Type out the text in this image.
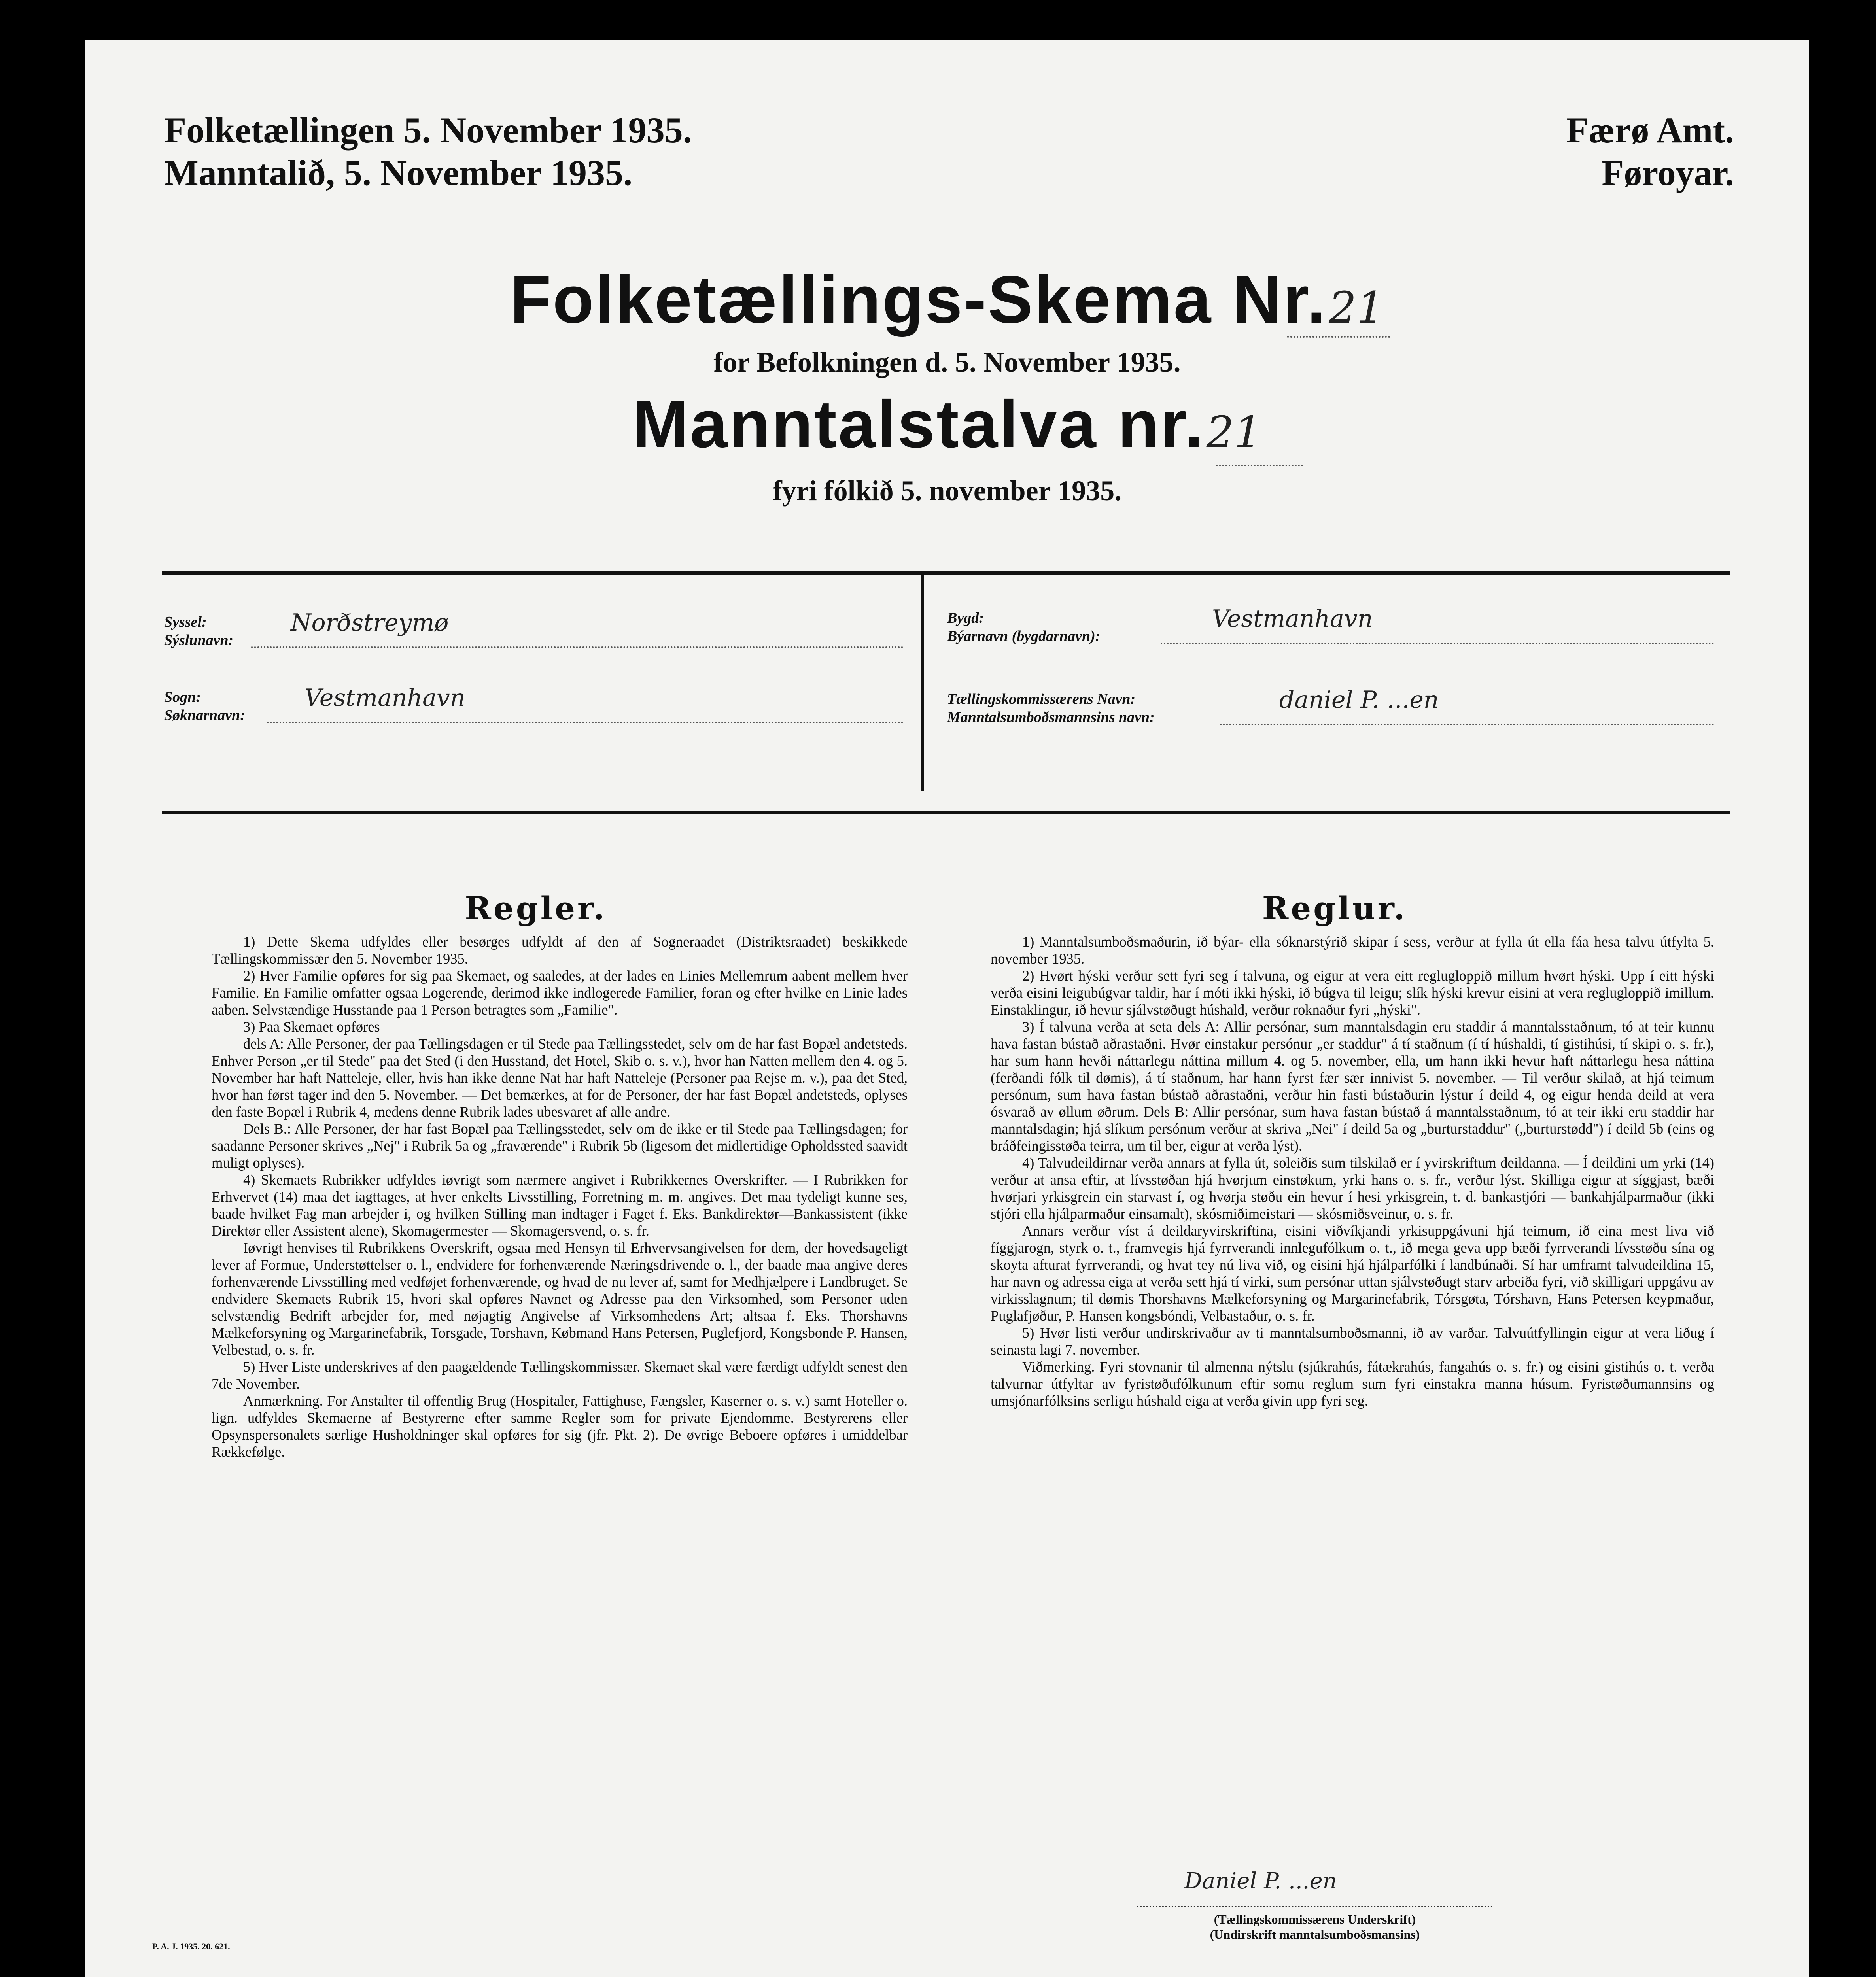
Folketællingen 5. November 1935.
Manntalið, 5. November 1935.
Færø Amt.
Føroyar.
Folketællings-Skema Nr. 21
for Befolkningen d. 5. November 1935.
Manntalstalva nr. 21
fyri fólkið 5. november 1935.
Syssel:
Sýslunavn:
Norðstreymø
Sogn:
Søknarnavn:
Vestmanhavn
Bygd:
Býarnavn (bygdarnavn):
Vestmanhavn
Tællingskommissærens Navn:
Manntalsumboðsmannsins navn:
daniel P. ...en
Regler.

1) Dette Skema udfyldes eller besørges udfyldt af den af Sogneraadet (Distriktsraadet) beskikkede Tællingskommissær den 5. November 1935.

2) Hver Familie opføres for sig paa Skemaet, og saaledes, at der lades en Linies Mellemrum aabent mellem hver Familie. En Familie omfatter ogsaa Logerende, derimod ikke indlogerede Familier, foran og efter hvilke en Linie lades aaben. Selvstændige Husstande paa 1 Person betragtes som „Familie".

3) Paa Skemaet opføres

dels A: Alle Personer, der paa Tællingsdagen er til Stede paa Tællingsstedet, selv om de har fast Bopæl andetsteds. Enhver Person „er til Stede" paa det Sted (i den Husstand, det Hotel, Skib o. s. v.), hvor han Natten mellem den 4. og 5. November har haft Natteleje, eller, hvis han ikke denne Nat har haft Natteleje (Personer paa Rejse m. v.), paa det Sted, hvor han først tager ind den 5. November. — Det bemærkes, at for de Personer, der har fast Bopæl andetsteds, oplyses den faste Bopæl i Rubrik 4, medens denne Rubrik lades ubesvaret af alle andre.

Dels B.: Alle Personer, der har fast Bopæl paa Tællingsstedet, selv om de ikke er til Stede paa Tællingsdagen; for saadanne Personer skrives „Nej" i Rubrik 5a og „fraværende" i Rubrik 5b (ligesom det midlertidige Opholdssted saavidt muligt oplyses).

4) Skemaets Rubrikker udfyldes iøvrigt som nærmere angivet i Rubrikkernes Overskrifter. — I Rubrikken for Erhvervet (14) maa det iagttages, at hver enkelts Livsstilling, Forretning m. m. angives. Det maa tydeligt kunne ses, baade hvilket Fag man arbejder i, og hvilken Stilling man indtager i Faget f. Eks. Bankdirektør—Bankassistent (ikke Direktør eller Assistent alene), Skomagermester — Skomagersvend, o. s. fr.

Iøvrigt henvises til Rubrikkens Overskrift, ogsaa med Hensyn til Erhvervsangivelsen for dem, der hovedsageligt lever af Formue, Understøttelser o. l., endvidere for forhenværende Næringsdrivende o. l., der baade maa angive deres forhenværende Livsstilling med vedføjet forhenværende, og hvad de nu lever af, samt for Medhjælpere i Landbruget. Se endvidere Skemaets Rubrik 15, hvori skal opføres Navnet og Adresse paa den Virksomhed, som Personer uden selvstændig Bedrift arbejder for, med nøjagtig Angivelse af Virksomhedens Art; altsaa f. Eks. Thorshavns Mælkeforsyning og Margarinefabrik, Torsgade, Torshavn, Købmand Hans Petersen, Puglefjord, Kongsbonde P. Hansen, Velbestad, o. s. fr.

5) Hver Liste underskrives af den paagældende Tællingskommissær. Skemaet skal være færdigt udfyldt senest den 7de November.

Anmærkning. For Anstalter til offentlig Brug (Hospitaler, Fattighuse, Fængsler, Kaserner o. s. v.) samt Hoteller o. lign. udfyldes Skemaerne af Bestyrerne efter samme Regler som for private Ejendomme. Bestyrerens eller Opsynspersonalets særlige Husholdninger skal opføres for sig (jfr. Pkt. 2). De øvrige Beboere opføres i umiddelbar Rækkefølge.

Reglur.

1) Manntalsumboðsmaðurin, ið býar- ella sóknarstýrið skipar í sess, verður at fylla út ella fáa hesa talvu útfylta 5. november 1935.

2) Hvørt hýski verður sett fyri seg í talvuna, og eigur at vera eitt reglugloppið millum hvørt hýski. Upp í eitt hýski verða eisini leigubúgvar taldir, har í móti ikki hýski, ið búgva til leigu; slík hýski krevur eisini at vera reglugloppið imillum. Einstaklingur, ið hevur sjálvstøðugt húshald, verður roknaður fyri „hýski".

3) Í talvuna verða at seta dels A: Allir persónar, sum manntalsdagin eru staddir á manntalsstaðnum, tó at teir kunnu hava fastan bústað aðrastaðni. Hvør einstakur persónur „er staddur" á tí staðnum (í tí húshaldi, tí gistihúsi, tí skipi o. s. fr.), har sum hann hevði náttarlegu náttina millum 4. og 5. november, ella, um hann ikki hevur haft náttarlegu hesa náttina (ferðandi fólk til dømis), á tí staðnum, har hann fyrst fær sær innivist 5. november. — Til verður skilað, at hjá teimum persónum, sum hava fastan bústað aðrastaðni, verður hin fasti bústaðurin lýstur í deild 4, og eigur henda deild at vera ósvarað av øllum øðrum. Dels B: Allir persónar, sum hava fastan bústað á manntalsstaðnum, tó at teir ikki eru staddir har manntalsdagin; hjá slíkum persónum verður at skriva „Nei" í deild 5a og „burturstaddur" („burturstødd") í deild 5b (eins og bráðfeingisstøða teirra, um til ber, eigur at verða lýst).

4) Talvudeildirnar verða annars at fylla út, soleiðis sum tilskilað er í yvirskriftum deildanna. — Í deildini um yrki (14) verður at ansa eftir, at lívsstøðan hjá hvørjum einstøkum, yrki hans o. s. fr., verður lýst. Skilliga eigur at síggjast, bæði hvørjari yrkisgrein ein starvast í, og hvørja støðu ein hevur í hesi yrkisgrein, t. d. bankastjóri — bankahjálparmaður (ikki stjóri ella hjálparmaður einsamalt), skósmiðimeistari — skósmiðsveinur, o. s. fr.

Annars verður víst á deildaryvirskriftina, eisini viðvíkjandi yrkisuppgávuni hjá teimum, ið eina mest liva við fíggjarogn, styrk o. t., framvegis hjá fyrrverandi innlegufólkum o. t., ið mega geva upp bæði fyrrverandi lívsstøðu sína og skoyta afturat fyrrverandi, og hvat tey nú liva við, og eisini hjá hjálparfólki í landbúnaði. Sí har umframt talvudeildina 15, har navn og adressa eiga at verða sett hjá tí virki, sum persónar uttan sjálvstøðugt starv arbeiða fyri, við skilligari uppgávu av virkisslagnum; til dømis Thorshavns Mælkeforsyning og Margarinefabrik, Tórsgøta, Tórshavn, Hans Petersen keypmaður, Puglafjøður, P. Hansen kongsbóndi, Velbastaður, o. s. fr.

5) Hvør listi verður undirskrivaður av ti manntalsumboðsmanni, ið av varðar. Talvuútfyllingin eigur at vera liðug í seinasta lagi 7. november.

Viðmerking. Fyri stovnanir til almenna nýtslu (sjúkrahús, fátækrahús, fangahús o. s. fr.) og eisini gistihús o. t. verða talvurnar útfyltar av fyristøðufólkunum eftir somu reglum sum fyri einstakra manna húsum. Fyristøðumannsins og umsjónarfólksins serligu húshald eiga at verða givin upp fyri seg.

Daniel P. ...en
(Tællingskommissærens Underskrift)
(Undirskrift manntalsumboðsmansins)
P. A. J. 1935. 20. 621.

****

Search the records for the word "Regler". Copy every line that has it.

Regler.
Anmærkning. For Anstalter til offentlig Brug (Hospitaler, Fattighuse, Fængsler, Kaserner o. s. v.) samt Hoteller o. lign. udfyldes Skemaerne af Bestyrerne efter samme Regler som for private Ejendomme. Bestyrerens eller Opsynspersonalets særlige Husholdninger skal opføres for sig (jfr. Pkt. 2). De øvrige Beboere opføres i umiddelbar Rækkefølge.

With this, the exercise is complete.